WHAT THIS TASK INVOLVES. Every line below that contains "溶液时加入适量盐酸" is to be copied.

DATASET EXTRACT.
▼▼▼
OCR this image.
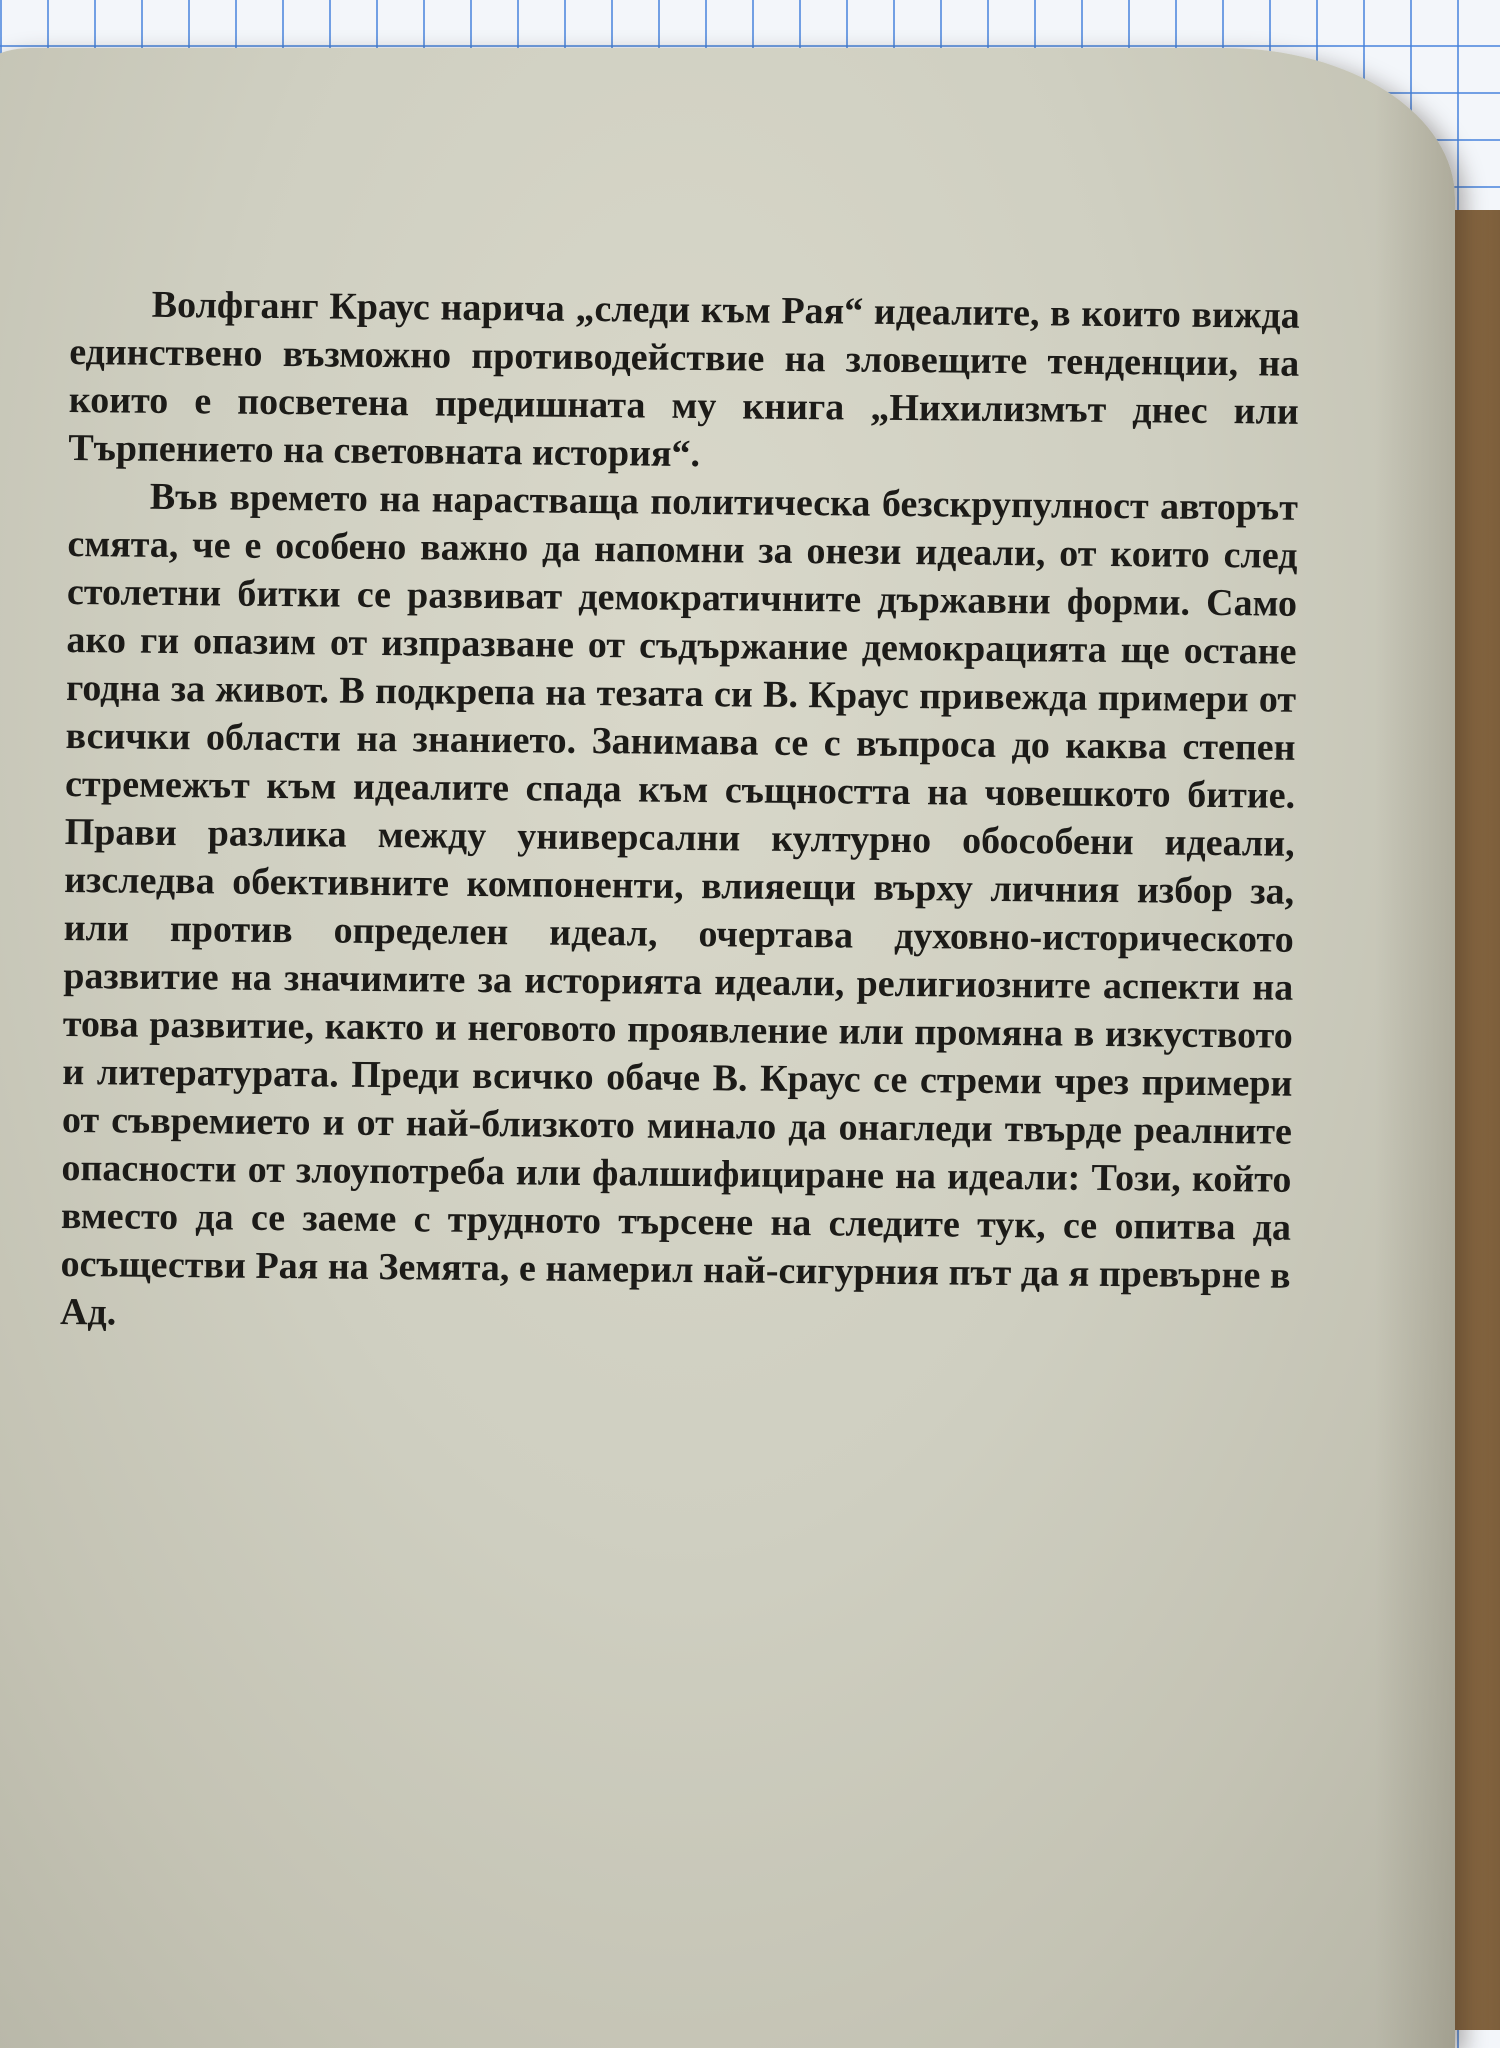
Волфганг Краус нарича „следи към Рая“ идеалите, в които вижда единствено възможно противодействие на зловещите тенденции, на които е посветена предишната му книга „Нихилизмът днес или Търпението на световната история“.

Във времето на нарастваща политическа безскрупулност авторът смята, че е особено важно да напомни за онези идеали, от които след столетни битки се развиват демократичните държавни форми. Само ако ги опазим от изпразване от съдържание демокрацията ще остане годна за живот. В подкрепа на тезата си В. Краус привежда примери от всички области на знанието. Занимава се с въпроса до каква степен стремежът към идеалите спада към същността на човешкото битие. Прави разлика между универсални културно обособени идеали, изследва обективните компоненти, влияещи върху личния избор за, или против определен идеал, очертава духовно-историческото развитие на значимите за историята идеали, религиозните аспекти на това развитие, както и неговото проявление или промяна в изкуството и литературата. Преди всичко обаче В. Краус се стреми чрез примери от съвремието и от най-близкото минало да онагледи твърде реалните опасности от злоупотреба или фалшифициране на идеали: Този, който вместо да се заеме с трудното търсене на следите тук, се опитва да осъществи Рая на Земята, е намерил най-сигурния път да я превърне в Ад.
▲▲▲
▼▼▼
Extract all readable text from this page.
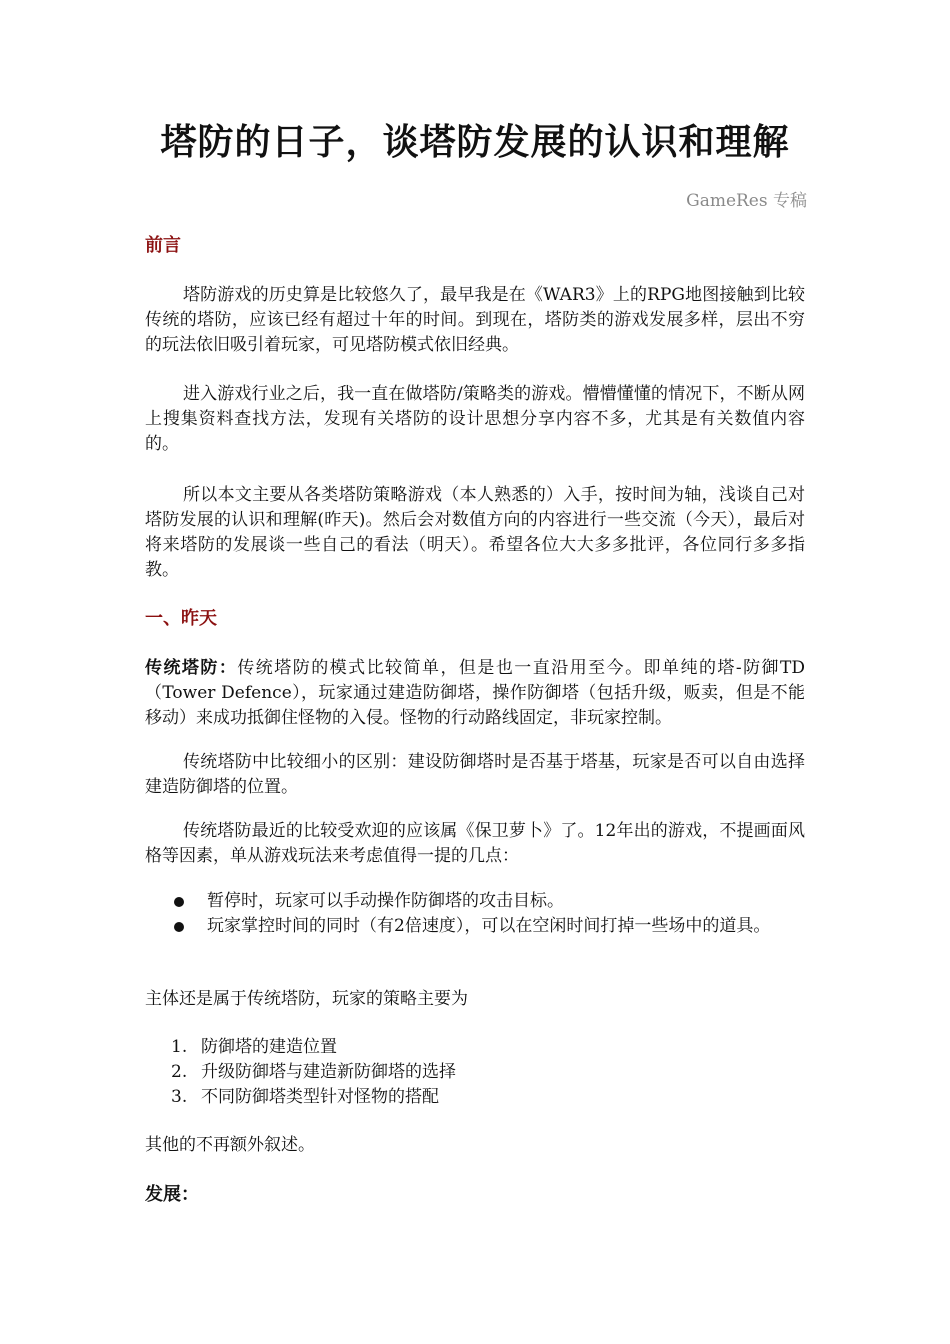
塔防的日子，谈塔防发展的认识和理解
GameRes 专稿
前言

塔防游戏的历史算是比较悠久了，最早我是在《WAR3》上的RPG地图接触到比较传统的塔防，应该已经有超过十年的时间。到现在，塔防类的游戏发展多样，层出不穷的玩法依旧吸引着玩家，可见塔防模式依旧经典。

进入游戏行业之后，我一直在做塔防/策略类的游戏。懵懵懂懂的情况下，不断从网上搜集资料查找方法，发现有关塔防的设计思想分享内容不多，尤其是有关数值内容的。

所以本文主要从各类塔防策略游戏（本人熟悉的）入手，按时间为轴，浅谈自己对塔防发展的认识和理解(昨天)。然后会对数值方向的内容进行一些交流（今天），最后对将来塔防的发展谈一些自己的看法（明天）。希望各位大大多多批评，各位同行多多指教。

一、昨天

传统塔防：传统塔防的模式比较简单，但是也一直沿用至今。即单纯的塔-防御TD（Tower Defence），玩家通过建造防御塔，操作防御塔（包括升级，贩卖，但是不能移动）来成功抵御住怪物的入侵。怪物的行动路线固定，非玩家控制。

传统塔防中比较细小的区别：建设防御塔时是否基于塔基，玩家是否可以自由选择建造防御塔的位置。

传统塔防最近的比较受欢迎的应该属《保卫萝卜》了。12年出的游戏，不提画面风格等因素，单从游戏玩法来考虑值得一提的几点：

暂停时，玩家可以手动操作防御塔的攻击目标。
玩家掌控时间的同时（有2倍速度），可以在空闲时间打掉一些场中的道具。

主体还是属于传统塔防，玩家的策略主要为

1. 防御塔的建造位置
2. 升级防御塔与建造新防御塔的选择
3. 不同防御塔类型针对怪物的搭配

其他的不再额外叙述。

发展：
▲▲▲
▼▼▼
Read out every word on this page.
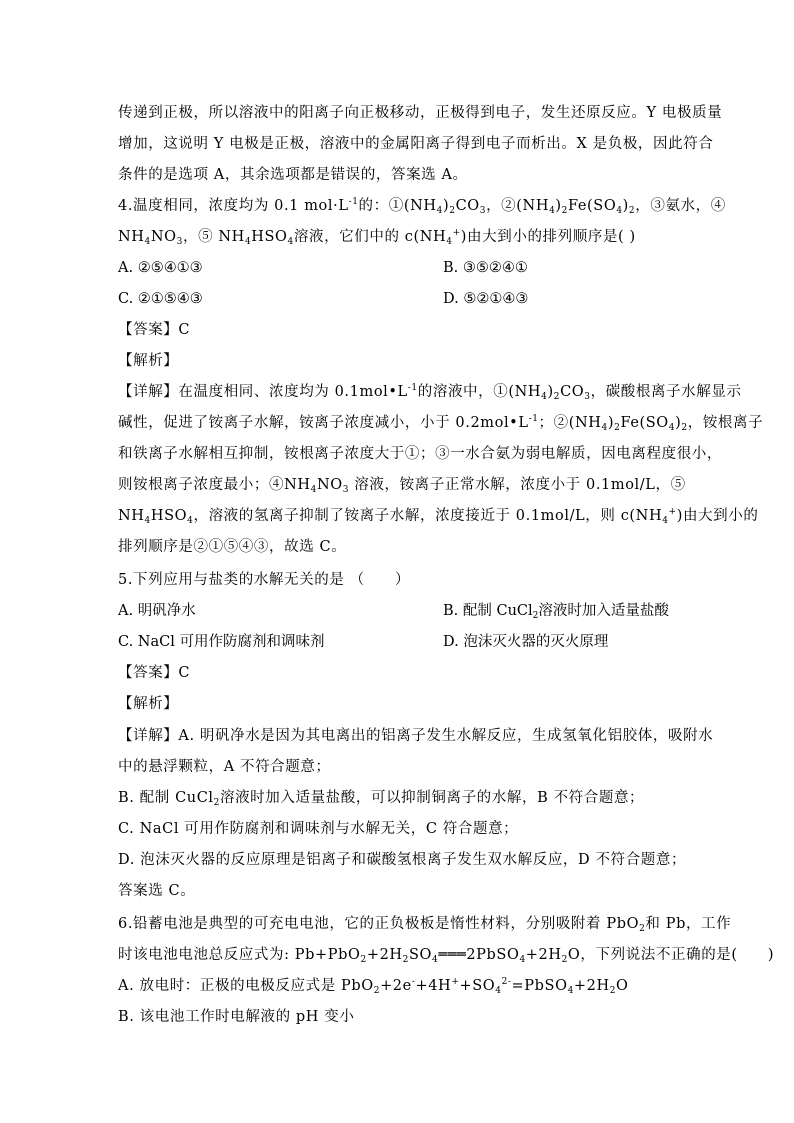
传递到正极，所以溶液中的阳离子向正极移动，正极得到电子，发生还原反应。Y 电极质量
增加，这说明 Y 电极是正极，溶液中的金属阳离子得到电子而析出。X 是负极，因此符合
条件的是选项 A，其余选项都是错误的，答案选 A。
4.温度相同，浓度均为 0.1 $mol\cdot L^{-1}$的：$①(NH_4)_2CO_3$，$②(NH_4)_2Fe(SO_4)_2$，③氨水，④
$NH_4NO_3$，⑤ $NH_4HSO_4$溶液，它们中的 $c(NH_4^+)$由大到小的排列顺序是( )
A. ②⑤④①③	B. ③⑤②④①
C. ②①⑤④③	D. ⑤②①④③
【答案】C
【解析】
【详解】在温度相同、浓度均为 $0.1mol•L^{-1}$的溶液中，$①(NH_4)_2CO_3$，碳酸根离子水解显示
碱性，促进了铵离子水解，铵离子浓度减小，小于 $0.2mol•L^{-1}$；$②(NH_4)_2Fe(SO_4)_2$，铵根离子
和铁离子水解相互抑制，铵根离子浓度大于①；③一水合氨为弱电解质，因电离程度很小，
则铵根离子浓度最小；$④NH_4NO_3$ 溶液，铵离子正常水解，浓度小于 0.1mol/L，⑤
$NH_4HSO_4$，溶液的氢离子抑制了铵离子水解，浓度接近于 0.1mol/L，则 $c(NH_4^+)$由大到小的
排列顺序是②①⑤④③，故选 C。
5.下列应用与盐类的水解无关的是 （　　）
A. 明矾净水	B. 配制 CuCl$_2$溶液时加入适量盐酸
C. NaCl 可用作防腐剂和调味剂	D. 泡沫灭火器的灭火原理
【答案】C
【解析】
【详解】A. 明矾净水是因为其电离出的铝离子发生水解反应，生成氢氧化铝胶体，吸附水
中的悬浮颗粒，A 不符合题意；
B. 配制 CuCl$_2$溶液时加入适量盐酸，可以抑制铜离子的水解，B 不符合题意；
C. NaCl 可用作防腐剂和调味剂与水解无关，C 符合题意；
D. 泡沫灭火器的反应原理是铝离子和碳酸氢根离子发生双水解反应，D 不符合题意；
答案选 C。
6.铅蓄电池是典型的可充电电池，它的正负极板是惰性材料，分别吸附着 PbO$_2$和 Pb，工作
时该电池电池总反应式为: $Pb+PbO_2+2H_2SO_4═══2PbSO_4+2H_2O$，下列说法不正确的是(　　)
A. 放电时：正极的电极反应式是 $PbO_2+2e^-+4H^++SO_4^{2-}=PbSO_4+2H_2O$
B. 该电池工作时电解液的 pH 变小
▲▲▲
FULL ANSWER.
A. 明矾净水	B. 配制 CuCl$_2$溶液时加入适量盐酸
B. 配制 CuCl$_2$溶液时加入适量盐酸，可以抑制铜离子的水解，B 不符合题意；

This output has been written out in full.